Problem
Give only the number of lines below that contain the word "name".

___

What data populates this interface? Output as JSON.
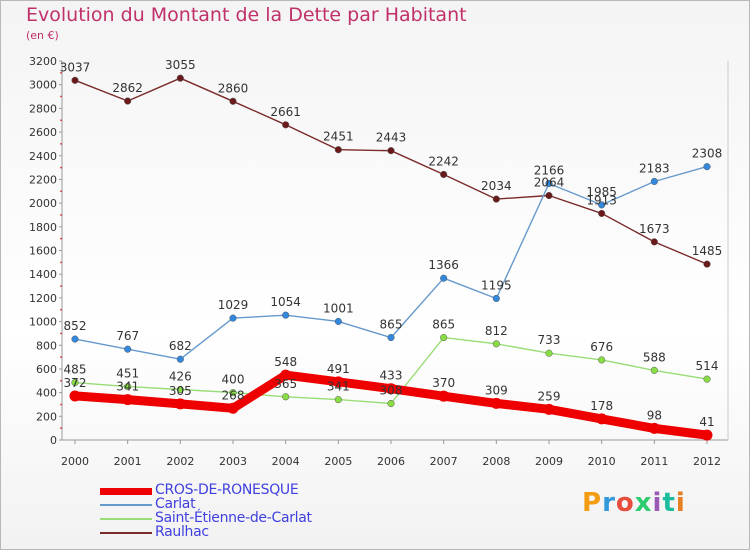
{
  "header": {
    "title": "Evolution du Montant de la Dette par Habitant",
    "subtitle": "(en €)"
  },
  "brand": {
    "logo_text": "Proxiti",
    "logo_colors": [
      "#f39c12",
      "#3498db",
      "#e74c3c",
      "#2ecc71",
      "#9b59b6",
      "#1abc9c",
      "#e67e22"
    ]
  },
  "chart_data": {
    "type": "line",
    "title": "Evolution du Montant de la Dette par Habitant",
    "subtitle": "(en €)",
    "x": [
      "2000",
      "2001",
      "2002",
      "2003",
      "2004",
      "2005",
      "2006",
      "2007",
      "2008",
      "2009",
      "2010",
      "2011",
      "2012"
    ],
    "ylim": [
      0,
      3200
    ],
    "yticks": [
      0,
      200,
      400,
      600,
      800,
      1000,
      1200,
      1400,
      1600,
      1800,
      2000,
      2200,
      2400,
      2600,
      2800,
      3000,
      3200
    ],
    "grid": false,
    "legend_position": "bottom-left",
    "series": [
      {
        "name": "Raulhac",
        "color": "#7b2a2a",
        "marker": "#6a1a1a",
        "values": [
          3037,
          2862,
          3055,
          2860,
          2661,
          2451,
          2443,
          2242,
          2034,
          2064,
          1913,
          1673,
          1485
        ]
      },
      {
        "name": "Saint-Étienne-de-Carlat",
        "color": "#99dd77",
        "marker": "#88dd44",
        "values": [
          485,
          451,
          426,
          400,
          365,
          341,
          308,
          865,
          812,
          733,
          676,
          588,
          514
        ]
      },
      {
        "name": "Carlat",
        "color": "#6699cc",
        "marker": "#3388dd",
        "values": [
          852,
          767,
          682,
          1029,
          1054,
          1001,
          865,
          1366,
          1195,
          2166,
          1985,
          2183,
          2308
        ]
      },
      {
        "name": "CROS-DE-RONESQUE",
        "color": "#ee0000",
        "marker": "#ee0000",
        "values": [
          372,
          341,
          305,
          268,
          548,
          491,
          433,
          370,
          309,
          259,
          178,
          98,
          41
        ]
      }
    ],
    "legend": [
      "CROS-DE-RONESQUE",
      "Carlat",
      "Saint-Étienne-de-Carlat",
      "Raulhac"
    ]
  }
}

___

Exercise response
4